* Start SUPPLIED MATERIAL *

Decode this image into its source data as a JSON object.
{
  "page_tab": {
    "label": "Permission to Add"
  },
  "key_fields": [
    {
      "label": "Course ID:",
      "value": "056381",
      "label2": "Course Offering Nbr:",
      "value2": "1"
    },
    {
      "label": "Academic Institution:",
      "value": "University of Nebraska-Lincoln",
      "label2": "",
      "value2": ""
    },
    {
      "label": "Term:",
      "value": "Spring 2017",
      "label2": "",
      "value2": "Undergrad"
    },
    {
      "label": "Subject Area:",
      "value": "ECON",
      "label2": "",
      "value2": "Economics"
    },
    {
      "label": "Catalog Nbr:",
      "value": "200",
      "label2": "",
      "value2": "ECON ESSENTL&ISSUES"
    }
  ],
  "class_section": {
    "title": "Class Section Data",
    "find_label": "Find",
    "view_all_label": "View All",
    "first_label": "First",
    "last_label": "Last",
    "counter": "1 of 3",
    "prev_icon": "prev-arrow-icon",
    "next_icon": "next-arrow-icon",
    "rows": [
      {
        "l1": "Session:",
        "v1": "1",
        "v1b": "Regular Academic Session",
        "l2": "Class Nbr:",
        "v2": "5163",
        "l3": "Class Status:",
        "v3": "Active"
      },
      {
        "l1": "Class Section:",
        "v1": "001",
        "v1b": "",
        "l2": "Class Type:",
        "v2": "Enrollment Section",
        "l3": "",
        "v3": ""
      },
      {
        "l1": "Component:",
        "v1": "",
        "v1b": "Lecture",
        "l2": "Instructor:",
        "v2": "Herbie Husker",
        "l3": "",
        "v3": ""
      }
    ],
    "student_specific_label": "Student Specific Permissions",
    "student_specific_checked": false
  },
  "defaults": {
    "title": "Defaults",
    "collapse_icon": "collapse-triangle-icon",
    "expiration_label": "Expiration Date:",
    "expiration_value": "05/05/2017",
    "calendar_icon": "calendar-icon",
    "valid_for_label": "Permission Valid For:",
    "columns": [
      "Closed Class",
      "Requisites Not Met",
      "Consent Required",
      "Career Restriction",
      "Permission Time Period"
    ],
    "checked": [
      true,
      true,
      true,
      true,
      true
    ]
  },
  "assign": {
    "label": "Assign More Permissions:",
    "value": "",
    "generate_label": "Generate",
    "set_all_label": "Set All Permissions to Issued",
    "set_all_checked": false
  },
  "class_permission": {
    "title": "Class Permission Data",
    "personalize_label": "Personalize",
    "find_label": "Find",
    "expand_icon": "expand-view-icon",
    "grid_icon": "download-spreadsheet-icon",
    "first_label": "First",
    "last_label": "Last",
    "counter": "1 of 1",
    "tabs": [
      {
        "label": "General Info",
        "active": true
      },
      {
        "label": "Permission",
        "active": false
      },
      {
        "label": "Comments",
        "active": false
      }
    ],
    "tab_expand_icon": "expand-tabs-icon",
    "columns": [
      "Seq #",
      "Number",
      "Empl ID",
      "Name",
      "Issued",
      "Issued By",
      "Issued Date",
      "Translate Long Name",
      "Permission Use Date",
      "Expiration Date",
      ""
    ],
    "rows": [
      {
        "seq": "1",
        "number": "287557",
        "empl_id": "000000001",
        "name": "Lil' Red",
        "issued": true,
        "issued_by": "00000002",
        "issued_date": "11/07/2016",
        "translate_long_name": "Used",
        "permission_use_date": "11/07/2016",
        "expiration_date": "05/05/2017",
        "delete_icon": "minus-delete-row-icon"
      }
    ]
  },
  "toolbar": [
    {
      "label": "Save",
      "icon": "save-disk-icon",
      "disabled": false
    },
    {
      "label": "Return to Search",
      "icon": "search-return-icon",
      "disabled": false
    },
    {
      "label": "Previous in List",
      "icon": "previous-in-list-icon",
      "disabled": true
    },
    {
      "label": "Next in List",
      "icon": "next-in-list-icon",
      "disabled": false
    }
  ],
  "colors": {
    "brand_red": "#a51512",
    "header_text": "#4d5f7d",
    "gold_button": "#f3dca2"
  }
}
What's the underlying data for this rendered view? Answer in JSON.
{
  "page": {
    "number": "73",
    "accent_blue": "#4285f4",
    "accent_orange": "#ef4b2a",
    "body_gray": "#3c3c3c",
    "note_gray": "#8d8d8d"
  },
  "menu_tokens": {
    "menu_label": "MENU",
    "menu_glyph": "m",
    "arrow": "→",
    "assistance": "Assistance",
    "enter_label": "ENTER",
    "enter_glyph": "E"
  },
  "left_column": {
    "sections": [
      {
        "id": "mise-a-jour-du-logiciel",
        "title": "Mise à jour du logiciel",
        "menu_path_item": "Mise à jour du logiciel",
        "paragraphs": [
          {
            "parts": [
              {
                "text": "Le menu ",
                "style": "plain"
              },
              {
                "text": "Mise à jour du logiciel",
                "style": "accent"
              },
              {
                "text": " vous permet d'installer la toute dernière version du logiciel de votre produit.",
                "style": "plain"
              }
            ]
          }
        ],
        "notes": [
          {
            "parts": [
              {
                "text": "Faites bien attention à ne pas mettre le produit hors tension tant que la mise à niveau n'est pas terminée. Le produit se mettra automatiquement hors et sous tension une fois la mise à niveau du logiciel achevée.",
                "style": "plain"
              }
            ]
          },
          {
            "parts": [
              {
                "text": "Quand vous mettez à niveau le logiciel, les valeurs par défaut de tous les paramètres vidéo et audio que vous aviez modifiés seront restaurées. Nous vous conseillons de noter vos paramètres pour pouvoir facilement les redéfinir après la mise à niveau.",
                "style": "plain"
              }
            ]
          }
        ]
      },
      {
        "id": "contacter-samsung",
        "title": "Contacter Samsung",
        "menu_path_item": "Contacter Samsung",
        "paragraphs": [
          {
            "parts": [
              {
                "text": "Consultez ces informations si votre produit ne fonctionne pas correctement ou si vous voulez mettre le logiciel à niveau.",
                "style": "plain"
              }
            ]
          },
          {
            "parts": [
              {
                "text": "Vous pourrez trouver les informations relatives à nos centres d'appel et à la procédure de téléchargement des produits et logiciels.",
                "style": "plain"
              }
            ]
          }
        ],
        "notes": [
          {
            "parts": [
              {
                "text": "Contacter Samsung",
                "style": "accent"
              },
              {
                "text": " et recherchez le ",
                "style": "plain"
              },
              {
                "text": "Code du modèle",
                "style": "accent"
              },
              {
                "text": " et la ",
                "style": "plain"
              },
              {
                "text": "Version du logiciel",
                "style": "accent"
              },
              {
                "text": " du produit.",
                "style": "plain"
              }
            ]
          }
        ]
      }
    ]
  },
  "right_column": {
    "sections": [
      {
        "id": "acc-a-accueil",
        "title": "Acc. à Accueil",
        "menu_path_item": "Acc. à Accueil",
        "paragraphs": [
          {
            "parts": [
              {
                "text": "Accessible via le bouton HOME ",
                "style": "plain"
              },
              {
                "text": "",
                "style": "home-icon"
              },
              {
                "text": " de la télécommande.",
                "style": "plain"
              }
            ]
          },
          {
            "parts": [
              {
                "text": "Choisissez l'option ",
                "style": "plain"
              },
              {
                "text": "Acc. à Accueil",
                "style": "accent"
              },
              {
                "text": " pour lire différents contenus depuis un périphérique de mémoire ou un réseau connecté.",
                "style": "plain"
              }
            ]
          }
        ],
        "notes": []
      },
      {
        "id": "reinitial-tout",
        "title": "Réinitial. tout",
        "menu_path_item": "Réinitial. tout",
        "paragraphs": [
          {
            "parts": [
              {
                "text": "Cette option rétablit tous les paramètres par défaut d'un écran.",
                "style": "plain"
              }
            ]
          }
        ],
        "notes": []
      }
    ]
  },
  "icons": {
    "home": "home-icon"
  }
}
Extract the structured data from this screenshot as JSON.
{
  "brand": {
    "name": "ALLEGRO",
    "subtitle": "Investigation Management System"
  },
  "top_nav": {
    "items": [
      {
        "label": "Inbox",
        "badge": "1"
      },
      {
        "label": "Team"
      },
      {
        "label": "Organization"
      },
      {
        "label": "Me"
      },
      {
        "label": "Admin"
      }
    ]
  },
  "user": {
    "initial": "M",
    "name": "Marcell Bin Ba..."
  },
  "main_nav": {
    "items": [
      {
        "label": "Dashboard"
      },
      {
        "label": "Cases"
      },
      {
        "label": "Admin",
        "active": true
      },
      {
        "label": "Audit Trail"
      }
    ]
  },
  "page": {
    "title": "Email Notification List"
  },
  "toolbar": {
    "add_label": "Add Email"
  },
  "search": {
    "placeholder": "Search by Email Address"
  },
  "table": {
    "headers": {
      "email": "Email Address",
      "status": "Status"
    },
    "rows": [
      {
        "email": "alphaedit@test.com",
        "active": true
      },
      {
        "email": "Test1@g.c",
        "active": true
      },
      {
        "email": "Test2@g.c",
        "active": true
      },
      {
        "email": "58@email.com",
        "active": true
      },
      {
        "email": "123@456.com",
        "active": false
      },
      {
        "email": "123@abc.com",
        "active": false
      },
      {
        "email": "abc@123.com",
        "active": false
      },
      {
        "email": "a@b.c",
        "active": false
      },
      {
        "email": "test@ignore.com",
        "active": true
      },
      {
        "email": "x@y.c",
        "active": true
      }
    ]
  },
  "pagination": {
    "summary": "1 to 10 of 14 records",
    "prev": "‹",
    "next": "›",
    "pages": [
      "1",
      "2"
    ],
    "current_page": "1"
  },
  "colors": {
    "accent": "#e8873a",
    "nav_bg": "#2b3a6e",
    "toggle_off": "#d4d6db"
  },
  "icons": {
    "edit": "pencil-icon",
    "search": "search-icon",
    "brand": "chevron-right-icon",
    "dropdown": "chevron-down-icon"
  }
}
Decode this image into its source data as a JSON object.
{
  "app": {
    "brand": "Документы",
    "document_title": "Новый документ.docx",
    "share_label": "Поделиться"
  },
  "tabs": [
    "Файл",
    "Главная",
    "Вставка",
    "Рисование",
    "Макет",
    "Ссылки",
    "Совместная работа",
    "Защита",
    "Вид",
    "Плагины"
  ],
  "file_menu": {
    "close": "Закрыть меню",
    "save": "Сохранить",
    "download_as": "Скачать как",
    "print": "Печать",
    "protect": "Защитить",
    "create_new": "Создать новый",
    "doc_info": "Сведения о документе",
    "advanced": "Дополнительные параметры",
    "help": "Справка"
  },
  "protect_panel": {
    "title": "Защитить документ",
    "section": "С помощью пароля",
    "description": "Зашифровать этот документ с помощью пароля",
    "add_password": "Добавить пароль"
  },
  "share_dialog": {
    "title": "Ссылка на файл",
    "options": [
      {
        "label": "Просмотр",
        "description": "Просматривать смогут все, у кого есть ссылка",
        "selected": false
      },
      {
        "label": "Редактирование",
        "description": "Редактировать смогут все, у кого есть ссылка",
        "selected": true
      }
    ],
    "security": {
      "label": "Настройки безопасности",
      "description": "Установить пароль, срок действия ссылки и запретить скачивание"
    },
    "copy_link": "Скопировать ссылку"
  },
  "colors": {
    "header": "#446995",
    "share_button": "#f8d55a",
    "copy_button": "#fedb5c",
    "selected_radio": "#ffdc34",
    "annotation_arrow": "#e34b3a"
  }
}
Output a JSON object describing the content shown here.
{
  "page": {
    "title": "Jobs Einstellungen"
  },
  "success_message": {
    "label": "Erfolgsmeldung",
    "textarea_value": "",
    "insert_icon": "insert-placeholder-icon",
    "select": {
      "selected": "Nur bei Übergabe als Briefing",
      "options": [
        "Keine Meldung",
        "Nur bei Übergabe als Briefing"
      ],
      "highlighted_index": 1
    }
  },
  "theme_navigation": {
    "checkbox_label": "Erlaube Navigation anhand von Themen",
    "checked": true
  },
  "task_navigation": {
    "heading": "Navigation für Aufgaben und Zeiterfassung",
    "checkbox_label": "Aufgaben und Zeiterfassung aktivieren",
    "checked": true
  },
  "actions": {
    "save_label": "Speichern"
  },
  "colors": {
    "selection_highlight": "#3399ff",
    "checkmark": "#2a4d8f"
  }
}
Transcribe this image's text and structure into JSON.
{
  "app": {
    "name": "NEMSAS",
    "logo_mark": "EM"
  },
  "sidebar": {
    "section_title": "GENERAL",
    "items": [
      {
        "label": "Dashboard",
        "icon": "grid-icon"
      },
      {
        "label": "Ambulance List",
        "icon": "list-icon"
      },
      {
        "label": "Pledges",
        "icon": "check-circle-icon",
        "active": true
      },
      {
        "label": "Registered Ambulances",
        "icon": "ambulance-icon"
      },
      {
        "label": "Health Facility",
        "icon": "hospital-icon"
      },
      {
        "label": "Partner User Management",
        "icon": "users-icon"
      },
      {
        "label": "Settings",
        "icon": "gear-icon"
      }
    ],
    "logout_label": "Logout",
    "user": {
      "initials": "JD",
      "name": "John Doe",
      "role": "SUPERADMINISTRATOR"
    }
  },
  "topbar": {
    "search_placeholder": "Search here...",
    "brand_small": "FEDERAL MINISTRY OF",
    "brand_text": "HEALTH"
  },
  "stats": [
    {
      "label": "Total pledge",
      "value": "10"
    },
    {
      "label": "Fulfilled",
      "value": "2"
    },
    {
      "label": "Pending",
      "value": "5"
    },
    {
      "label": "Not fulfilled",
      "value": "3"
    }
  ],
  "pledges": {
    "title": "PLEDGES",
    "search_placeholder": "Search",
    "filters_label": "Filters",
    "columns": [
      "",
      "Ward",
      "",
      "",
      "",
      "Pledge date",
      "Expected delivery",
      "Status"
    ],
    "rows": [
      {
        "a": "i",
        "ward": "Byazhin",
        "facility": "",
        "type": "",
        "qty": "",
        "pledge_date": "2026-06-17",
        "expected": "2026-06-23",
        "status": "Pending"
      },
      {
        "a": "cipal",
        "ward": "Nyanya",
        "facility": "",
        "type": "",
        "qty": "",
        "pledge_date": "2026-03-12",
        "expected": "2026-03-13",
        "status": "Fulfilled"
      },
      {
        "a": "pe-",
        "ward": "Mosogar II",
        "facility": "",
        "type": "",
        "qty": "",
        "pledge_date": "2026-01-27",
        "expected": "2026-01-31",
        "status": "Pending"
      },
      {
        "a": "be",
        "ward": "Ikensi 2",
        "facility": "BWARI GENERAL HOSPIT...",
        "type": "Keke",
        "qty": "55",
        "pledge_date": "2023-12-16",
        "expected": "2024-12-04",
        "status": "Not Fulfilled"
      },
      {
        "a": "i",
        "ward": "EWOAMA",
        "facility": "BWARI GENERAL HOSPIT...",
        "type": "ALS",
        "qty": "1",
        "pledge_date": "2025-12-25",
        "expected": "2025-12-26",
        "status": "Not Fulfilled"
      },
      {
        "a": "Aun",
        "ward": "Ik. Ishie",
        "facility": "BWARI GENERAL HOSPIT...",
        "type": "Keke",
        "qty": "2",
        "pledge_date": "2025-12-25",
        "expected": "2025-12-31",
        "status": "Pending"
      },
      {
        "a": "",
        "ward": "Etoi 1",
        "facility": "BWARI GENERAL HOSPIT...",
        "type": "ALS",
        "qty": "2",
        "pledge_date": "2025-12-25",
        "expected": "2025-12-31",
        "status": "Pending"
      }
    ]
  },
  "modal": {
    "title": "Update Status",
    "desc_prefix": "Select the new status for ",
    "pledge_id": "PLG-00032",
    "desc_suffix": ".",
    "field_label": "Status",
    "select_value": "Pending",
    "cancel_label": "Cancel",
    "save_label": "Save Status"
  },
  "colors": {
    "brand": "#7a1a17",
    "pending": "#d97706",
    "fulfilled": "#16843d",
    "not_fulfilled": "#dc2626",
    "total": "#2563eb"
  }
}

* End SUPPLIED MATERIAL *

■ **EXERCISE REQUIREMENTS**: Check every line of the entries above for the word "Address" and report how many lines contain it, giving the number only.

■ **ANSWER TO THE TASK**: 2